DIRECTIONS: Here are some records; copy every line that holds the word "values".

++++ MATERIAL TO PROCESS ++++

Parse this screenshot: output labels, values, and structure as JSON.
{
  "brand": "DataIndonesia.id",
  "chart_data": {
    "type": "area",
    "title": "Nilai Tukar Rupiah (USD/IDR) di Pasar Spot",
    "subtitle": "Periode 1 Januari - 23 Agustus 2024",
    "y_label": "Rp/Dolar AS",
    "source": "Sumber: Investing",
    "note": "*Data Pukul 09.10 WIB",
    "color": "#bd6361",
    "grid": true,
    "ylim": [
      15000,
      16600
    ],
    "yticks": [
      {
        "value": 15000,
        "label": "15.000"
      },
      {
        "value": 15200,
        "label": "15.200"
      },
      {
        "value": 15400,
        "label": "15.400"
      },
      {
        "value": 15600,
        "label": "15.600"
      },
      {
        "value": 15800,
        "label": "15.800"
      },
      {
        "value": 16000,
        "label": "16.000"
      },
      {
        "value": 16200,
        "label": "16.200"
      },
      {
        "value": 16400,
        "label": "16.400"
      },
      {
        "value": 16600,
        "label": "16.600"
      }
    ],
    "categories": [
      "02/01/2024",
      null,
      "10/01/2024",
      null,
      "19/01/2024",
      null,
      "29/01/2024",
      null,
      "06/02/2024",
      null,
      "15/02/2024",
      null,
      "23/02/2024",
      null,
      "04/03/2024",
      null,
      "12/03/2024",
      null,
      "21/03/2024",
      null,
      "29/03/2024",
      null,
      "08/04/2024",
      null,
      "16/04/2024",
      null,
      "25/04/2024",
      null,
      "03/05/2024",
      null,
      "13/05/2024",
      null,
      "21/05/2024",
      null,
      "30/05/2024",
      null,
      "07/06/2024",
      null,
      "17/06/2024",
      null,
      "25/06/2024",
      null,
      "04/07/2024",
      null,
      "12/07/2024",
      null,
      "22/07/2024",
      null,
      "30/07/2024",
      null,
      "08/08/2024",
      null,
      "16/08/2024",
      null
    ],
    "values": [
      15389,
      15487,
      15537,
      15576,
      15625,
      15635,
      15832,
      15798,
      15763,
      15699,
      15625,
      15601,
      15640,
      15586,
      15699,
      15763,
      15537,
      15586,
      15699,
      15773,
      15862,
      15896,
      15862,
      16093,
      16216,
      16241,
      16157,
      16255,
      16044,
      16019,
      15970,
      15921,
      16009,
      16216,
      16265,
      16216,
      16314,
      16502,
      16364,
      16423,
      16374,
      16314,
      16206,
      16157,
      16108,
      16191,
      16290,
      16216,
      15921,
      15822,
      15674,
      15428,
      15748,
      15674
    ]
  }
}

++++
++++ MATERIAL TO PROCESS ++++

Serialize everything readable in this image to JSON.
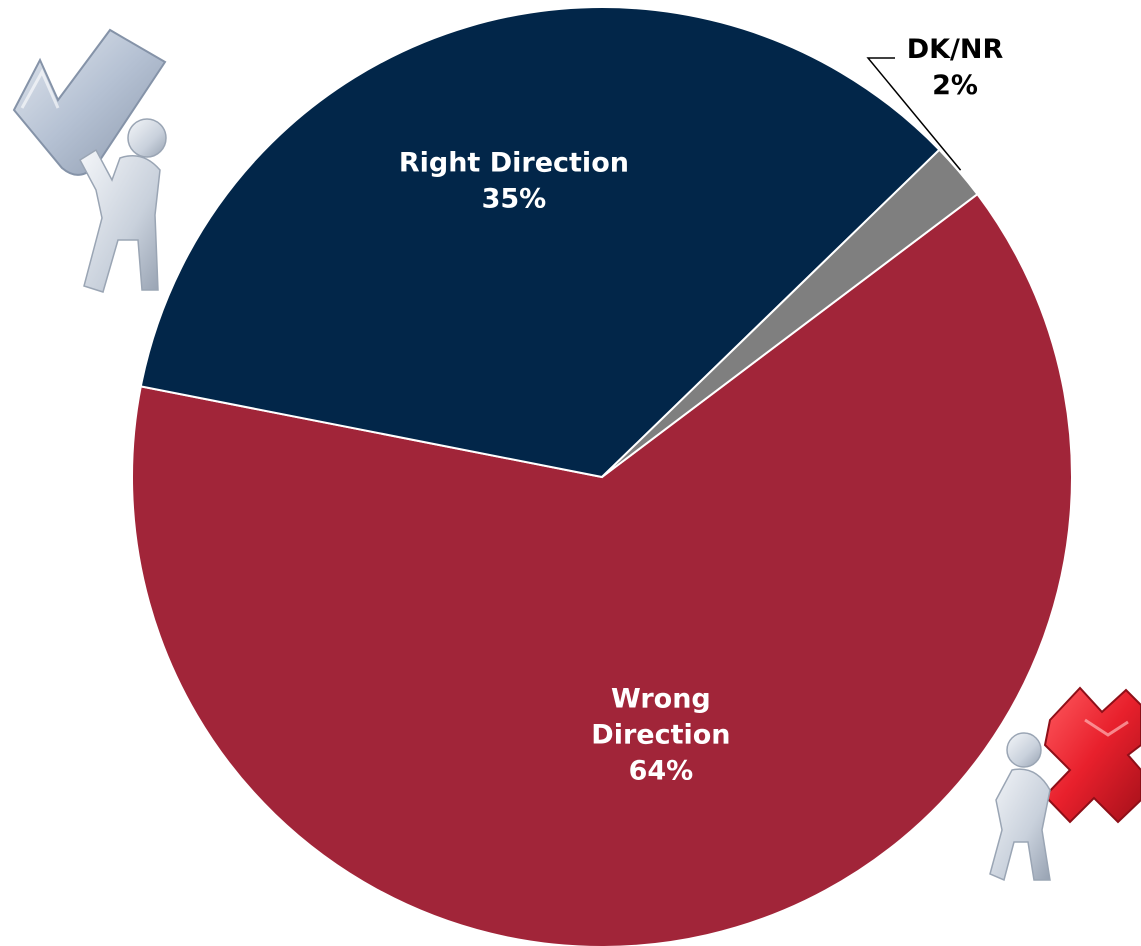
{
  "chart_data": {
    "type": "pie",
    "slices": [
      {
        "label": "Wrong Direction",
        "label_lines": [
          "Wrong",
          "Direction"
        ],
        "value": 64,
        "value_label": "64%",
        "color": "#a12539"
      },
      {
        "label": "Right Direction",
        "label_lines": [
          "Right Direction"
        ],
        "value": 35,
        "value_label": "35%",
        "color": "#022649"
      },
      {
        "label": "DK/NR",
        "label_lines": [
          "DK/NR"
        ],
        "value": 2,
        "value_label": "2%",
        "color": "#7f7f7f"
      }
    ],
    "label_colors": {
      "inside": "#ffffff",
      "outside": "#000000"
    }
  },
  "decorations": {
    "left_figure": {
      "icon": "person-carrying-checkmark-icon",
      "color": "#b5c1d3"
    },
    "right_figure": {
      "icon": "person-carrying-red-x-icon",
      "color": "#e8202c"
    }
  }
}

++++
++++ MATERIAL TO PROCESS ++++

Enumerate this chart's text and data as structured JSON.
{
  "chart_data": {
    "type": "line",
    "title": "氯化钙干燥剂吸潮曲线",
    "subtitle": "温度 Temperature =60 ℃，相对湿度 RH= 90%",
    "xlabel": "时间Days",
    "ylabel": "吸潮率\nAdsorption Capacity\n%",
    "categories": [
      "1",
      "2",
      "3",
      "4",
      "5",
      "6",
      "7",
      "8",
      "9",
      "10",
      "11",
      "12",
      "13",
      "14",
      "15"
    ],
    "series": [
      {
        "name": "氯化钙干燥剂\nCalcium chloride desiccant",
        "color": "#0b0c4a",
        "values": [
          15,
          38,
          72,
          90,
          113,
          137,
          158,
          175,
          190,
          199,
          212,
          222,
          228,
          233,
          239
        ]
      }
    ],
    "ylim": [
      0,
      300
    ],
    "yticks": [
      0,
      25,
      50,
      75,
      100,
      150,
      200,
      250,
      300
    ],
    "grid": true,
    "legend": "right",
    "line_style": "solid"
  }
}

++++

TASK RESULT:
Parse this screenshot: output labels, values, and structure as JSON.
    "values": [
        "values": [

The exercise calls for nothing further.